Collected data:

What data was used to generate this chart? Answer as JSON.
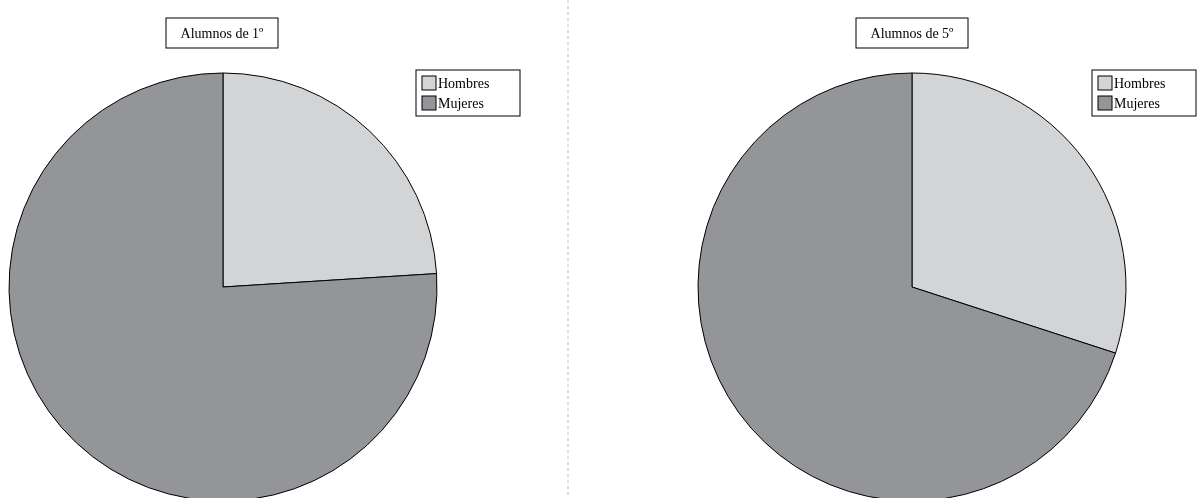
{
  "chart_data": [
    {
      "type": "pie",
      "title": "Alumnos de 1º",
      "categories": [
        "Hombres",
        "Mujeres"
      ],
      "values": [
        24,
        76
      ],
      "colors": [
        "#d3d4d6",
        "#939598"
      ],
      "legend": "top right"
    },
    {
      "type": "pie",
      "title": "Alumnos de 5º",
      "categories": [
        "Hombres",
        "Mujeres"
      ],
      "values": [
        30,
        70
      ],
      "colors": [
        "#d3d4d6",
        "#939598"
      ],
      "legend": "top right"
    }
  ]
}
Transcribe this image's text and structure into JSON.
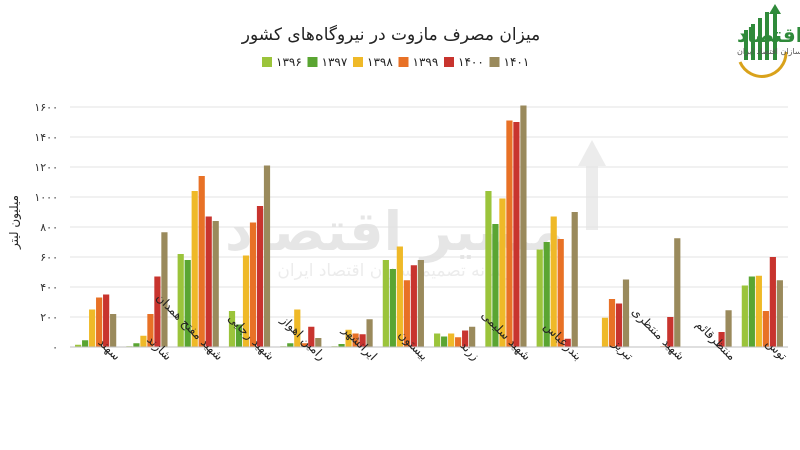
{
  "brand": {
    "name": "مسیر اقتصاد",
    "tagline": "رسانه تصمیم سازان اقتصاد ایران",
    "colors": {
      "green": "#2f8a3a",
      "gold": "#d9a21b"
    }
  },
  "chart_data": {
    "type": "bar",
    "title": "میزان مصرف مازوت در نیروگاه‌های کشور",
    "ylabel": "میلیون لیتر",
    "xlabel": "",
    "ylim": [
      0,
      1600
    ],
    "yticks": [
      "۰",
      "۲۰۰",
      "۴۰۰",
      "۶۰۰",
      "۸۰۰",
      "۱۰۰۰",
      "۱۲۰۰",
      "۱۴۰۰",
      "۱۶۰۰"
    ],
    "ytick_values": [
      0,
      200,
      400,
      600,
      800,
      1000,
      1200,
      1400,
      1600
    ],
    "grid": true,
    "legend_position": "top",
    "categories": [
      "سهند",
      "شازند",
      "شهید مفتح همدان",
      "شهید رجایی",
      "رامین اهواز",
      "ایرانشهر",
      "بیستون",
      "زرند",
      "شهید سلیمی",
      "بندرعباس",
      "تبریز",
      "شهید منتظری",
      "منتظرقائم",
      "توس"
    ],
    "series": [
      {
        "name": "۱۳۹۶",
        "color": "#9bc43b",
        "values": [
          15,
          5,
          620,
          240,
          5,
          5,
          580,
          90,
          1040,
          650,
          0,
          0,
          0,
          410
        ]
      },
      {
        "name": "۱۳۹۷",
        "color": "#5aa532",
        "values": [
          45,
          25,
          580,
          150,
          25,
          20,
          520,
          70,
          820,
          700,
          0,
          0,
          0,
          470
        ]
      },
      {
        "name": "۱۳۹۸",
        "color": "#efb928",
        "values": [
          250,
          75,
          1040,
          610,
          250,
          115,
          670,
          90,
          990,
          870,
          195,
          0,
          0,
          475
        ]
      },
      {
        "name": "۱۳۹۹",
        "color": "#e87126",
        "values": [
          330,
          220,
          1140,
          830,
          25,
          90,
          445,
          65,
          1510,
          720,
          320,
          5,
          0,
          240
        ]
      },
      {
        "name": "۱۴۰۰",
        "color": "#c8342e",
        "values": [
          350,
          470,
          870,
          940,
          135,
          85,
          545,
          110,
          1500,
          55,
          290,
          200,
          100,
          600
        ]
      },
      {
        "name": "۱۴۰۱",
        "color": "#9a8a5c",
        "values": [
          220,
          765,
          840,
          1210,
          60,
          185,
          580,
          135,
          1610,
          900,
          450,
          725,
          245,
          445
        ]
      }
    ]
  }
}
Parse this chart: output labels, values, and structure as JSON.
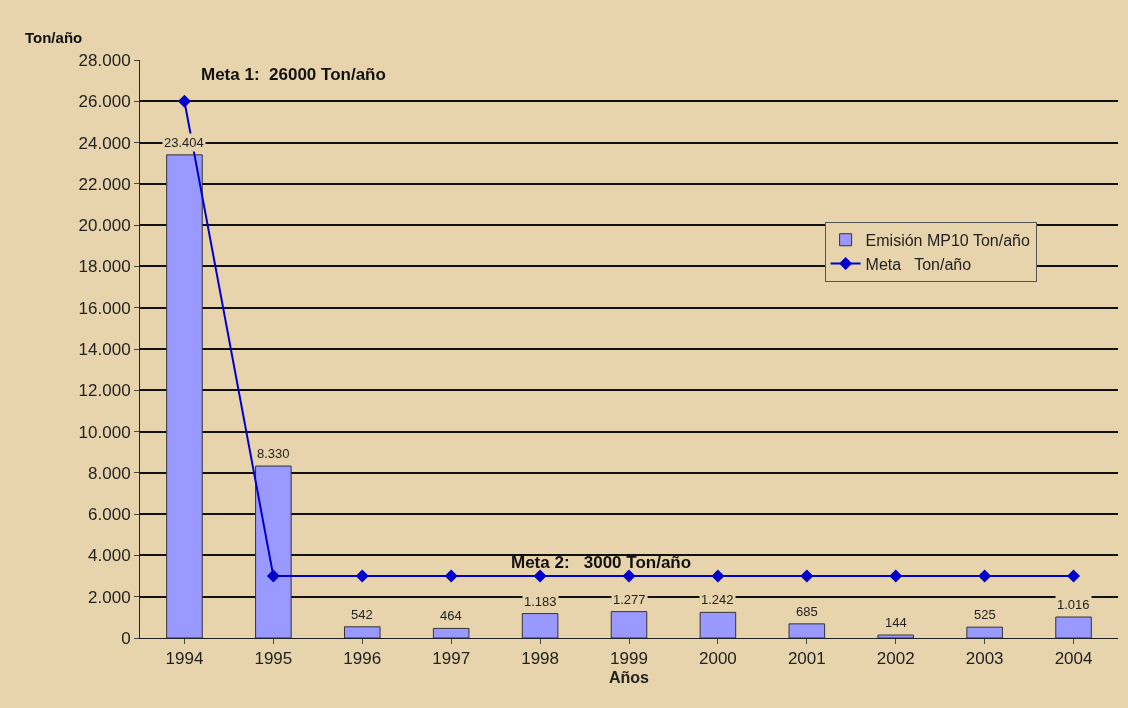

**Aim of the exercise:**
Repeat all of the entries word for word, but omit the pictures.

**Expected output:**
What data was used to generate this chart? Answer as JSON.
{
  "chart_data": [
    {
      "type": "pie",
      "title": "Alumnos de 1º",
      "categories": [
        "Hombres",
        "Mujeres"
      ],
      "values": [
        24,
        76
      ],
      "colors": [
        "#d3d4d6",
        "#939598"
      ],
      "legend": "top right"
    },
    {
      "type": "pie",
      "title": "Alumnos de 5º",
      "categories": [
        "Hombres",
        "Mujeres"
      ],
      "values": [
        30,
        70
      ],
      "colors": [
        "#d3d4d6",
        "#939598"
      ],
      "legend": "top right"
    }
  ]
}
Transcribe this image's text and structure into JSON.
{
  "brand": {
    "name": "مسیر اقتصاد",
    "tagline": "رسانه تصمیم سازان اقتصاد ایران",
    "colors": {
      "green": "#2f8a3a",
      "gold": "#d9a21b"
    }
  },
  "chart_data": {
    "type": "bar",
    "title": "میزان مصرف مازوت در نیروگاه‌های کشور",
    "ylabel": "میلیون لیتر",
    "xlabel": "",
    "ylim": [
      0,
      1600
    ],
    "yticks": [
      "۰",
      "۲۰۰",
      "۴۰۰",
      "۶۰۰",
      "۸۰۰",
      "۱۰۰۰",
      "۱۲۰۰",
      "۱۴۰۰",
      "۱۶۰۰"
    ],
    "ytick_values": [
      0,
      200,
      400,
      600,
      800,
      1000,
      1200,
      1400,
      1600
    ],
    "grid": true,
    "legend_position": "top",
    "categories": [
      "سهند",
      "شازند",
      "شهید مفتح همدان",
      "شهید رجایی",
      "رامین اهواز",
      "ایرانشهر",
      "بیستون",
      "زرند",
      "شهید سلیمی",
      "بندرعباس",
      "تبریز",
      "شهید منتظری",
      "منتظرقائم",
      "توس"
    ],
    "series": [
      {
        "name": "۱۳۹۶",
        "color": "#9bc43b",
        "values": [
          15,
          5,
          620,
          240,
          5,
          5,
          580,
          90,
          1040,
          650,
          0,
          0,
          0,
          410
        ]
      },
      {
        "name": "۱۳۹۷",
        "color": "#5aa532",
        "values": [
          45,
          25,
          580,
          150,
          25,
          20,
          520,
          70,
          820,
          700,
          0,
          0,
          0,
          470
        ]
      },
      {
        "name": "۱۳۹۸",
        "color": "#efb928",
        "values": [
          250,
          75,
          1040,
          610,
          250,
          115,
          670,
          90,
          990,
          870,
          195,
          0,
          0,
          475
        ]
      },
      {
        "name": "۱۳۹۹",
        "color": "#e87126",
        "values": [
          330,
          220,
          1140,
          830,
          25,
          90,
          445,
          65,
          1510,
          720,
          320,
          5,
          0,
          240
        ]
      },
      {
        "name": "۱۴۰۰",
        "color": "#c8342e",
        "values": [
          350,
          470,
          870,
          940,
          135,
          85,
          545,
          110,
          1500,
          55,
          290,
          200,
          100,
          600
        ]
      },
      {
        "name": "۱۴۰۱",
        "color": "#9a8a5c",
        "values": [
          220,
          765,
          840,
          1210,
          60,
          185,
          580,
          135,
          1610,
          900,
          450,
          725,
          245,
          445
        ]
      }
    ]
  }
}
Parse this chart: output labels, values, and structure as JSON.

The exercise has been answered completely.